*What is asked:*
Copy out the data below verbatim.

*Supplied data:*
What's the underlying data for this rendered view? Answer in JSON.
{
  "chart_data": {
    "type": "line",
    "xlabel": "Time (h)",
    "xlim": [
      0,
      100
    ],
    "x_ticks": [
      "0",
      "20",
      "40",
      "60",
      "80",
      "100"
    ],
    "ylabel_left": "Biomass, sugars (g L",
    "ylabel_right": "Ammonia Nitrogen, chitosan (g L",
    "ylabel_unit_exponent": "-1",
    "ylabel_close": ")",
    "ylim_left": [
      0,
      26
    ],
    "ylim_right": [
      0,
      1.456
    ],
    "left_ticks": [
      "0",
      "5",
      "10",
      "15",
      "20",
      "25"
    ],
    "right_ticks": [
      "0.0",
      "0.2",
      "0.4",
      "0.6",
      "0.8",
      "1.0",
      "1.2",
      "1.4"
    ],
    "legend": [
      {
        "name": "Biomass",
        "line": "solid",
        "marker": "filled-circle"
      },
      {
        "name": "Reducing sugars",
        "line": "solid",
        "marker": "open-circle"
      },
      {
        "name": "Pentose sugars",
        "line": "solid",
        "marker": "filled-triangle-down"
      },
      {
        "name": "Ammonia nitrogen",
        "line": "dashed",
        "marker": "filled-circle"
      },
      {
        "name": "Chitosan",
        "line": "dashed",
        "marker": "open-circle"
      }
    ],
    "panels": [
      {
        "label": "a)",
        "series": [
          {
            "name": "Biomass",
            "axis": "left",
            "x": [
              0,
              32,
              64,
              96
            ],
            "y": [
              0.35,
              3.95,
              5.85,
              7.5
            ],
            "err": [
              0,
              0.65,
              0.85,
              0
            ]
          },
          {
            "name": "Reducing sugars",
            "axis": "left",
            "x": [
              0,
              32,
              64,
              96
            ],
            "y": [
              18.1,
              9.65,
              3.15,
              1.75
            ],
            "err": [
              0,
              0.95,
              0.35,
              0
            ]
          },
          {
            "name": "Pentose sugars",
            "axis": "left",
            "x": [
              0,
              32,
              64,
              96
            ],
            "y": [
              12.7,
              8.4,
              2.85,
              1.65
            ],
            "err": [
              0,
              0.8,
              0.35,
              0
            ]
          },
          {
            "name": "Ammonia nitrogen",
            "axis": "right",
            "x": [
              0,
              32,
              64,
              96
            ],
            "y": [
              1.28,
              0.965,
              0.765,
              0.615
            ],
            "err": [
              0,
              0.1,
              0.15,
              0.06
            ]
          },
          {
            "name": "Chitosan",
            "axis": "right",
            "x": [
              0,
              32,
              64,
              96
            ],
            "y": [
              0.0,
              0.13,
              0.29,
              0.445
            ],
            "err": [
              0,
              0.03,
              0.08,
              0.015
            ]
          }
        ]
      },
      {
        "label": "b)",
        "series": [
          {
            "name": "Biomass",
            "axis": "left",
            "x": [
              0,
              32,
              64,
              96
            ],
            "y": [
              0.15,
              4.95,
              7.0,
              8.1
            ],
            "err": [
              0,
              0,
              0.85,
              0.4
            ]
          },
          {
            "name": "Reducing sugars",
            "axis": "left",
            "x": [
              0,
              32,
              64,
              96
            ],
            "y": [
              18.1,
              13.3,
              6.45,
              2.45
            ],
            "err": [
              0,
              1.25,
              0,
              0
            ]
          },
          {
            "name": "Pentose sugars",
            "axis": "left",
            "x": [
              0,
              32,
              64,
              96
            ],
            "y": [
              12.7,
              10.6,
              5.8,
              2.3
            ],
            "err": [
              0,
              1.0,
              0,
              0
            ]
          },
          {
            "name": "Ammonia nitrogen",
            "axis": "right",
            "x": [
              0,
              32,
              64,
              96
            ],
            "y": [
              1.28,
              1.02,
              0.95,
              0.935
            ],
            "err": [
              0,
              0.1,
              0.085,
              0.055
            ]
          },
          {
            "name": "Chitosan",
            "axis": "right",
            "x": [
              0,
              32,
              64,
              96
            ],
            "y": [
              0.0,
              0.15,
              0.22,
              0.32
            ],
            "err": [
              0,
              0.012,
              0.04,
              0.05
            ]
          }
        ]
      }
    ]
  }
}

*Task result:*
What's the underlying data for this rendered view? Answer in JSON.
{
  "chart_data": {
    "type": "line",
    "xlabel": "Time (h)",
    "xlim": [
      0,
      100
    ],
    "x_ticks": [
      "0",
      "20",
      "40",
      "60",
      "80",
      "100"
    ],
    "ylabel_left": "Biomass, sugars (g L",
    "ylabel_right": "Ammonia Nitrogen, chitosan (g L",
    "ylabel_unit_exponent": "-1",
    "ylabel_close": ")",
    "ylim_left": [
      0,
      26
    ],
    "ylim_right": [
      0,
      1.456
    ],
    "left_ticks": [
      "0",
      "5",
      "10",
      "15",
      "20",
      "25"
    ],
    "right_ticks": [
      "0.0",
      "0.2",
      "0.4",
      "0.6",
      "0.8",
      "1.0",
      "1.2",
      "1.4"
    ],
    "legend": [
      {
        "name": "Biomass",
        "line": "solid",
        "marker": "filled-circle"
      },
      {
        "name": "Reducing sugars",
        "line": "solid",
        "marker": "open-circle"
      },
      {
        "name": "Pentose sugars",
        "line": "solid",
        "marker": "filled-triangle-down"
      },
      {
        "name": "Ammonia nitrogen",
        "line": "dashed",
        "marker": "filled-circle"
      },
      {
        "name": "Chitosan",
        "line": "dashed",
        "marker": "open-circle"
      }
    ],
    "panels": [
      {
        "label": "a)",
        "series": [
          {
            "name": "Biomass",
            "axis": "left",
            "x": [
              0,
              32,
              64,
              96
            ],
            "y": [
              0.35,
              3.95,
              5.85,
              7.5
            ],
            "err": [
              0,
              0.65,
              0.85,
              0
            ]
          },
          {
            "name": "Reducing sugars",
            "axis": "left",
            "x": [
              0,
              32,
              64,
              96
            ],
            "y": [
              18.1,
              9.65,
              3.15,
              1.75
            ],
            "err": [
              0,
              0.95,
              0.35,
              0
            ]
          },
          {
            "name": "Pentose sugars",
            "axis": "left",
            "x": [
              0,
              32,
              64,
              96
            ],
            "y": [
              12.7,
              8.4,
              2.85,
              1.65
            ],
            "err": [
              0,
              0.8,
              0.35,
              0
            ]
          },
          {
            "name": "Ammonia nitrogen",
            "axis": "right",
            "x": [
              0,
              32,
              64,
              96
            ],
            "y": [
              1.28,
              0.965,
              0.765,
              0.615
            ],
            "err": [
              0,
              0.1,
              0.15,
              0.06
            ]
          },
          {
            "name": "Chitosan",
            "axis": "right",
            "x": [
              0,
              32,
              64,
              96
            ],
            "y": [
              0.0,
              0.13,
              0.29,
              0.445
            ],
            "err": [
              0,
              0.03,
              0.08,
              0.015
            ]
          }
        ]
      },
      {
        "label": "b)",
        "series": [
          {
            "name": "Biomass",
            "axis": "left",
            "x": [
              0,
              32,
              64,
              96
            ],
            "y": [
              0.15,
              4.95,
              7.0,
              8.1
            ],
            "err": [
              0,
              0,
              0.85,
              0.4
            ]
          },
          {
            "name": "Reducing sugars",
            "axis": "left",
            "x": [
              0,
              32,
              64,
              96
            ],
            "y": [
              18.1,
              13.3,
              6.45,
              2.45
            ],
            "err": [
              0,
              1.25,
              0,
              0
            ]
          },
          {
            "name": "Pentose sugars",
            "axis": "left",
            "x": [
              0,
              32,
              64,
              96
            ],
            "y": [
              12.7,
              10.6,
              5.8,
              2.3
            ],
            "err": [
              0,
              1.0,
              0,
              0
            ]
          },
          {
            "name": "Ammonia nitrogen",
            "axis": "right",
            "x": [
              0,
              32,
              64,
              96
            ],
            "y": [
              1.28,
              1.02,
              0.95,
              0.935
            ],
            "err": [
              0,
              0.1,
              0.085,
              0.055
            ]
          },
          {
            "name": "Chitosan",
            "axis": "right",
            "x": [
              0,
              32,
              64,
              96
            ],
            "y": [
              0.0,
              0.15,
              0.22,
              0.32
            ],
            "err": [
              0,
              0.012,
              0.04,
              0.05
            ]
          }
        ]
      }
    ]
  }
}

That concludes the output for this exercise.